* _GIVEN TASK_:
Below is a block of records: output all of them exactly and leave out the pictures.

Chart and figure data:
○ ○ ○ ○

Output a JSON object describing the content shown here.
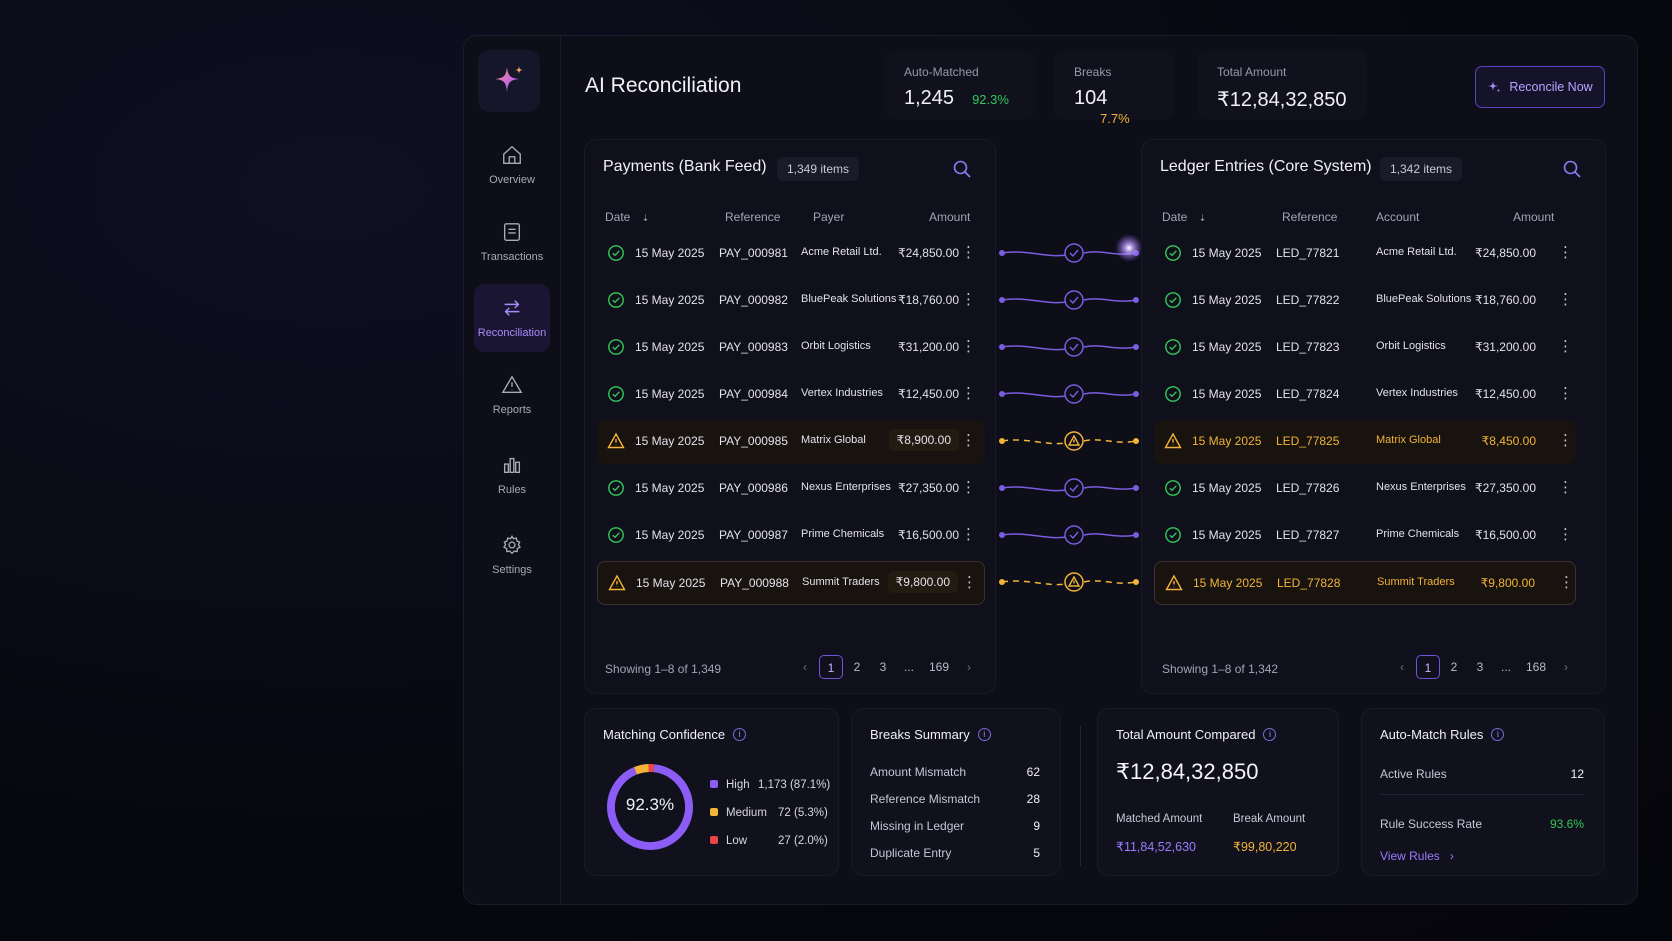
{
  "app": {
    "title": "AI Reconciliation"
  },
  "sidebar": {
    "items": [
      {
        "label": "Overview",
        "icon": "home-icon",
        "active": false
      },
      {
        "label": "Transactions",
        "icon": "document-icon",
        "active": false
      },
      {
        "label": "Reconciliation",
        "icon": "swap-icon",
        "active": true
      },
      {
        "label": "Reports",
        "icon": "warning-icon",
        "active": false
      },
      {
        "label": "Rules",
        "icon": "bar-chart-icon",
        "active": false
      },
      {
        "label": "Settings",
        "icon": "gear-icon",
        "active": false
      }
    ]
  },
  "stats": {
    "auto_matched": {
      "label": "Auto-Matched",
      "value": "1,245",
      "pct": "92.3%"
    },
    "breaks": {
      "label": "Breaks",
      "value": "104",
      "pct": "7.7%"
    },
    "total": {
      "label": "Total Amount",
      "value": "₹12,84,32,850"
    }
  },
  "actions": {
    "reconcile_label": "Reconcile Now"
  },
  "colors": {
    "accent": "#8b5cf6",
    "success": "#34c759",
    "warning": "#f2b338",
    "danger": "#ef4444"
  },
  "payments": {
    "title": "Payments (Bank Feed)",
    "count": "1,349 items",
    "columns": [
      "Date",
      "Reference",
      "Payer",
      "Amount"
    ],
    "rows": [
      {
        "status": "matched",
        "date": "15 May 2025",
        "ref": "PAY_000981",
        "party": "Acme Retail Ltd.",
        "amount": "₹24,850.00"
      },
      {
        "status": "matched",
        "date": "15 May 2025",
        "ref": "PAY_000982",
        "party": "BluePeak Solutions",
        "amount": "₹18,760.00"
      },
      {
        "status": "matched",
        "date": "15 May 2025",
        "ref": "PAY_000983",
        "party": "Orbit Logistics",
        "amount": "₹31,200.00"
      },
      {
        "status": "matched",
        "date": "15 May 2025",
        "ref": "PAY_000984",
        "party": "Vertex Industries",
        "amount": "₹12,450.00"
      },
      {
        "status": "warning",
        "date": "15 May 2025",
        "ref": "PAY_000985",
        "party": "Matrix Global",
        "amount": "₹8,900.00"
      },
      {
        "status": "matched",
        "date": "15 May 2025",
        "ref": "PAY_000986",
        "party": "Nexus Enterprises",
        "amount": "₹27,350.00"
      },
      {
        "status": "matched",
        "date": "15 May 2025",
        "ref": "PAY_000987",
        "party": "Prime Chemicals",
        "amount": "₹16,500.00"
      },
      {
        "status": "warning",
        "date": "15 May 2025",
        "ref": "PAY_000988",
        "party": "Summit Traders",
        "amount": "₹9,800.00"
      }
    ],
    "showing": "Showing 1–8 of 1,349",
    "pages": [
      "1",
      "2",
      "3",
      "...",
      "169"
    ]
  },
  "ledger": {
    "title": "Ledger Entries (Core System)",
    "count": "1,342 items",
    "columns": [
      "Date",
      "Reference",
      "Account",
      "Amount"
    ],
    "rows": [
      {
        "status": "matched",
        "date": "15 May 2025",
        "ref": "LED_77821",
        "party": "Acme Retail Ltd.",
        "amount": "₹24,850.00"
      },
      {
        "status": "matched",
        "date": "15 May 2025",
        "ref": "LED_77822",
        "party": "BluePeak Solutions",
        "amount": "₹18,760.00"
      },
      {
        "status": "matched",
        "date": "15 May 2025",
        "ref": "LED_77823",
        "party": "Orbit Logistics",
        "amount": "₹31,200.00"
      },
      {
        "status": "matched",
        "date": "15 May 2025",
        "ref": "LED_77824",
        "party": "Vertex Industries",
        "amount": "₹12,450.00"
      },
      {
        "status": "warning",
        "date": "15 May 2025",
        "ref": "LED_77825",
        "party": "Matrix Global",
        "amount": "₹8,450.00"
      },
      {
        "status": "matched",
        "date": "15 May 2025",
        "ref": "LED_77826",
        "party": "Nexus Enterprises",
        "amount": "₹27,350.00"
      },
      {
        "status": "matched",
        "date": "15 May 2025",
        "ref": "LED_77827",
        "party": "Prime Chemicals",
        "amount": "₹16,500.00"
      },
      {
        "status": "warning",
        "date": "15 May 2025",
        "ref": "LED_77828",
        "party": "Summit Traders",
        "amount": "₹9,800.00"
      }
    ],
    "showing": "Showing 1–8 of 1,342",
    "pages": [
      "1",
      "2",
      "3",
      "...",
      "168"
    ]
  },
  "confidence": {
    "title": "Matching Confidence",
    "center": "92.3%",
    "legend": [
      {
        "label": "High",
        "value": "1,173 (87.1%)",
        "color": "#8b5cf6",
        "share": 0.871
      },
      {
        "label": "Medium",
        "value": "72 (5.3%)",
        "color": "#f2b338",
        "share": 0.053
      },
      {
        "label": "Low",
        "value": "27 (2.0%)",
        "color": "#ef4444",
        "share": 0.02
      }
    ]
  },
  "breaks_summary": {
    "title": "Breaks Summary",
    "items": [
      {
        "label": "Amount Mismatch",
        "value": "62"
      },
      {
        "label": "Reference Mismatch",
        "value": "28"
      },
      {
        "label": "Missing in Ledger",
        "value": "9"
      },
      {
        "label": "Duplicate Entry",
        "value": "5"
      }
    ]
  },
  "total_compared": {
    "title": "Total Amount Compared",
    "value": "₹12,84,32,850",
    "matched_label": "Matched Amount",
    "matched_value": "₹11,84,52,630",
    "break_label": "Break Amount",
    "break_value": "₹99,80,220"
  },
  "rules": {
    "title": "Auto-Match Rules",
    "active_label": "Active Rules",
    "active_value": "12",
    "success_label": "Rule Success Rate",
    "success_value": "93.6%",
    "view_label": "View Rules"
  }
}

○ ○ ○ ○

* _EXERCISE RESPONSE_:
Output a JSON object describing the content shown here.
{
  "app": {
    "title": "AI Reconciliation"
  },
  "sidebar": {
    "items": [
      {
        "label": "Overview",
        "icon": "home-icon",
        "active": false
      },
      {
        "label": "Transactions",
        "icon": "document-icon",
        "active": false
      },
      {
        "label": "Reconciliation",
        "icon": "swap-icon",
        "active": true
      },
      {
        "label": "Reports",
        "icon": "warning-icon",
        "active": false
      },
      {
        "label": "Rules",
        "icon": "bar-chart-icon",
        "active": false
      },
      {
        "label": "Settings",
        "icon": "gear-icon",
        "active": false
      }
    ]
  },
  "stats": {
    "auto_matched": {
      "label": "Auto-Matched",
      "value": "1,245",
      "pct": "92.3%"
    },
    "breaks": {
      "label": "Breaks",
      "value": "104",
      "pct": "7.7%"
    },
    "total": {
      "label": "Total Amount",
      "value": "₹12,84,32,850"
    }
  },
  "actions": {
    "reconcile_label": "Reconcile Now"
  },
  "colors": {
    "accent": "#8b5cf6",
    "success": "#34c759",
    "warning": "#f2b338",
    "danger": "#ef4444"
  },
  "payments": {
    "title": "Payments (Bank Feed)",
    "count": "1,349 items",
    "columns": [
      "Date",
      "Reference",
      "Payer",
      "Amount"
    ],
    "rows": [
      {
        "status": "matched",
        "date": "15 May 2025",
        "ref": "PAY_000981",
        "party": "Acme Retail Ltd.",
        "amount": "₹24,850.00"
      },
      {
        "status": "matched",
        "date": "15 May 2025",
        "ref": "PAY_000982",
        "party": "BluePeak Solutions",
        "amount": "₹18,760.00"
      },
      {
        "status": "matched",
        "date": "15 May 2025",
        "ref": "PAY_000983",
        "party": "Orbit Logistics",
        "amount": "₹31,200.00"
      },
      {
        "status": "matched",
        "date": "15 May 2025",
        "ref": "PAY_000984",
        "party": "Vertex Industries",
        "amount": "₹12,450.00"
      },
      {
        "status": "warning",
        "date": "15 May 2025",
        "ref": "PAY_000985",
        "party": "Matrix Global",
        "amount": "₹8,900.00"
      },
      {
        "status": "matched",
        "date": "15 May 2025",
        "ref": "PAY_000986",
        "party": "Nexus Enterprises",
        "amount": "₹27,350.00"
      },
      {
        "status": "matched",
        "date": "15 May 2025",
        "ref": "PAY_000987",
        "party": "Prime Chemicals",
        "amount": "₹16,500.00"
      },
      {
        "status": "warning",
        "date": "15 May 2025",
        "ref": "PAY_000988",
        "party": "Summit Traders",
        "amount": "₹9,800.00"
      }
    ],
    "showing": "Showing 1–8 of 1,349",
    "pages": [
      "1",
      "2",
      "3",
      "...",
      "169"
    ]
  },
  "ledger": {
    "title": "Ledger Entries (Core System)",
    "count": "1,342 items",
    "columns": [
      "Date",
      "Reference",
      "Account",
      "Amount"
    ],
    "rows": [
      {
        "status": "matched",
        "date": "15 May 2025",
        "ref": "LED_77821",
        "party": "Acme Retail Ltd.",
        "amount": "₹24,850.00"
      },
      {
        "status": "matched",
        "date": "15 May 2025",
        "ref": "LED_77822",
        "party": "BluePeak Solutions",
        "amount": "₹18,760.00"
      },
      {
        "status": "matched",
        "date": "15 May 2025",
        "ref": "LED_77823",
        "party": "Orbit Logistics",
        "amount": "₹31,200.00"
      },
      {
        "status": "matched",
        "date": "15 May 2025",
        "ref": "LED_77824",
        "party": "Vertex Industries",
        "amount": "₹12,450.00"
      },
      {
        "status": "warning",
        "date": "15 May 2025",
        "ref": "LED_77825",
        "party": "Matrix Global",
        "amount": "₹8,450.00"
      },
      {
        "status": "matched",
        "date": "15 May 2025",
        "ref": "LED_77826",
        "party": "Nexus Enterprises",
        "amount": "₹27,350.00"
      },
      {
        "status": "matched",
        "date": "15 May 2025",
        "ref": "LED_77827",
        "party": "Prime Chemicals",
        "amount": "₹16,500.00"
      },
      {
        "status": "warning",
        "date": "15 May 2025",
        "ref": "LED_77828",
        "party": "Summit Traders",
        "amount": "₹9,800.00"
      }
    ],
    "showing": "Showing 1–8 of 1,342",
    "pages": [
      "1",
      "2",
      "3",
      "...",
      "168"
    ]
  },
  "confidence": {
    "title": "Matching Confidence",
    "center": "92.3%",
    "legend": [
      {
        "label": "High",
        "value": "1,173 (87.1%)",
        "color": "#8b5cf6",
        "share": 0.871
      },
      {
        "label": "Medium",
        "value": "72 (5.3%)",
        "color": "#f2b338",
        "share": 0.053
      },
      {
        "label": "Low",
        "value": "27 (2.0%)",
        "color": "#ef4444",
        "share": 0.02
      }
    ]
  },
  "breaks_summary": {
    "title": "Breaks Summary",
    "items": [
      {
        "label": "Amount Mismatch",
        "value": "62"
      },
      {
        "label": "Reference Mismatch",
        "value": "28"
      },
      {
        "label": "Missing in Ledger",
        "value": "9"
      },
      {
        "label": "Duplicate Entry",
        "value": "5"
      }
    ]
  },
  "total_compared": {
    "title": "Total Amount Compared",
    "value": "₹12,84,32,850",
    "matched_label": "Matched Amount",
    "matched_value": "₹11,84,52,630",
    "break_label": "Break Amount",
    "break_value": "₹99,80,220"
  },
  "rules": {
    "title": "Auto-Match Rules",
    "active_label": "Active Rules",
    "active_value": "12",
    "success_label": "Rule Success Rate",
    "success_value": "93.6%",
    "view_label": "View Rules"
  }
}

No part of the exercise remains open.